- [SET PROBLEM] Starting with the line that contains "Output the text content of this document.", set down each line through the end of the entries below, exactly and with nothing added.

- [Data records]
- - - - -

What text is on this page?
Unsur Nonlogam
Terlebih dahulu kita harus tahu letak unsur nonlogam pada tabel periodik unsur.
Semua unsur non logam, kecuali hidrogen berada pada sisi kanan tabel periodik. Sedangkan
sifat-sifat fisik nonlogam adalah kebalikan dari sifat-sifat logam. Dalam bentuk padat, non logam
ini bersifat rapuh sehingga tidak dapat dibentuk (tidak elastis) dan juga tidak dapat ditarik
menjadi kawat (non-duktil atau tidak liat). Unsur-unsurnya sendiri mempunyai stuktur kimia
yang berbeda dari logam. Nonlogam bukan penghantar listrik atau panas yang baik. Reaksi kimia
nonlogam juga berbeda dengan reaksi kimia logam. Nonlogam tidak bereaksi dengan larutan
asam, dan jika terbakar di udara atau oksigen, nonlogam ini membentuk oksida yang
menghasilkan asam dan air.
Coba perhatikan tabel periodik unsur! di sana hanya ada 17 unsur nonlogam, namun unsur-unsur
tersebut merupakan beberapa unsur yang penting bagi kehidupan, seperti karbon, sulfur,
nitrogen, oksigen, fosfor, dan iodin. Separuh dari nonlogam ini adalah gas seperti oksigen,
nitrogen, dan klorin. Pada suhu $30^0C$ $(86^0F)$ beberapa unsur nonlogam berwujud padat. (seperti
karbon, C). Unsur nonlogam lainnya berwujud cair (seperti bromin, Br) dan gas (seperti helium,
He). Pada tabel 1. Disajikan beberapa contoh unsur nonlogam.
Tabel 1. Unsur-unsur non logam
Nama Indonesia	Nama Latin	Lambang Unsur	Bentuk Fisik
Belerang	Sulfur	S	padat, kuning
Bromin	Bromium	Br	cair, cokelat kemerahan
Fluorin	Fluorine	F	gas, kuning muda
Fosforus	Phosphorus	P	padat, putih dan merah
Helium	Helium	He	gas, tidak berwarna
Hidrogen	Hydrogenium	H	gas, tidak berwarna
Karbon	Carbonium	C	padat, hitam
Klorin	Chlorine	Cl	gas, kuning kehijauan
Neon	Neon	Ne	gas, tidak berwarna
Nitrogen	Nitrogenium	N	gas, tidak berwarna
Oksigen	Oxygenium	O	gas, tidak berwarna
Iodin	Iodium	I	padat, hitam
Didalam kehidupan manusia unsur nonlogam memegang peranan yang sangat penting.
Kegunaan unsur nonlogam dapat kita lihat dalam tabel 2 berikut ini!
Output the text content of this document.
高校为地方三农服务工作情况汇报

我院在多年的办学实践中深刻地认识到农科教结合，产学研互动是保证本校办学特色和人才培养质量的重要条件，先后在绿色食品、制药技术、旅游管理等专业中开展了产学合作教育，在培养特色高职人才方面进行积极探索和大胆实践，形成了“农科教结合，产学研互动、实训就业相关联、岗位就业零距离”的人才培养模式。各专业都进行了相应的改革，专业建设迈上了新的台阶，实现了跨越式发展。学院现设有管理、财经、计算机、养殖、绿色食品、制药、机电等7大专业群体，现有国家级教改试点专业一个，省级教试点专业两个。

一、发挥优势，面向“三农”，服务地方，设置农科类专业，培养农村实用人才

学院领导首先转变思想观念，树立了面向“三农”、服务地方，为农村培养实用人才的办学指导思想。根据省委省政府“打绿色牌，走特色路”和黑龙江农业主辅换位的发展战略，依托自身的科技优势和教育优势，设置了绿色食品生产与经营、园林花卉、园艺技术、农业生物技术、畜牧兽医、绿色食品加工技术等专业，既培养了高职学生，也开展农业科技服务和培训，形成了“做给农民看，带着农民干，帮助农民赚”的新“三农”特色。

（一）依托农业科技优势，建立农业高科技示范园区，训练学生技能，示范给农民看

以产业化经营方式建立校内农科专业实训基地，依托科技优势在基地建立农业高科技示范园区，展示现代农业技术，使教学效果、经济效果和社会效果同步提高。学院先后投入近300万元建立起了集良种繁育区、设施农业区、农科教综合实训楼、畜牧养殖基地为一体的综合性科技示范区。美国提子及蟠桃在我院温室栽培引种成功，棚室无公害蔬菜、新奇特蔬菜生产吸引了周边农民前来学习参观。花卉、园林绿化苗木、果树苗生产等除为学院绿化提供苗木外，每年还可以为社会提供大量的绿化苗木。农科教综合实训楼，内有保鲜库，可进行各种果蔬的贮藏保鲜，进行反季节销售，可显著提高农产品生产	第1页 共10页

- - - - -

- [PROBLEM SOLUTION]
Output the text content of this document.
高校为地方三农服务工作情况汇报

我院在多年的办学实践中深刻地认识到农科教结合，产学研互动是保证本校办学特色和人才培养质量的重要条件，先后在绿色食品、制药技术、旅游管理等专业中开展了产学合作教育，在培养特色高职人才方面进行积极探索和大胆实践，形成了“农科教结合，产学研互动、实训就业相关联、岗位就业零距离”的人才培养模式。各专业都进行了相应的改革，专业建设迈上了新的台阶，实现了跨越式发展。学院现设有管理、财经、计算机、养殖、绿色食品、制药、机电等7大专业群体，现有国家级教改试点专业一个，省级教试点专业两个。

一、发挥优势，面向“三农”，服务地方，设置农科类专业，培养农村实用人才

学院领导首先转变思想观念，树立了面向“三农”、服务地方，为农村培养实用人才的办学指导思想。根据省委省政府“打绿色牌，走特色路”和黑龙江农业主辅换位的发展战略，依托自身的科技优势和教育优势，设置了绿色食品生产与经营、园林花卉、园艺技术、农业生物技术、畜牧兽医、绿色食品加工技术等专业，既培养了高职学生，也开展农业科技服务和培训，形成了“做给农民看，带着农民干，帮助农民赚”的新“三农”特色。

（一）依托农业科技优势，建立农业高科技示范园区，训练学生技能，示范给农民看

以产业化经营方式建立校内农科专业实训基地，依托科技优势在基地建立农业高科技示范园区，展示现代农业技术，使教学效果、经济效果和社会效果同步提高。学院先后投入近300万元建立起了集良种繁育区、设施农业区、农科教综合实训楼、畜牧养殖基地为一体的综合性科技示范区。美国提子及蟠桃在我院温室栽培引种成功，棚室无公害蔬菜、新奇特蔬菜生产吸引了周边农民前来学习参观。花卉、园林绿化苗木、果树苗生产等除为学院绿化提供苗木外，每年还可以为社会提供大量的绿化苗木。农科教综合实训楼，内有保鲜库，可进行各种果蔬的贮藏保鲜，进行反季节销售，可显著提高农产品生产	第1页 共10页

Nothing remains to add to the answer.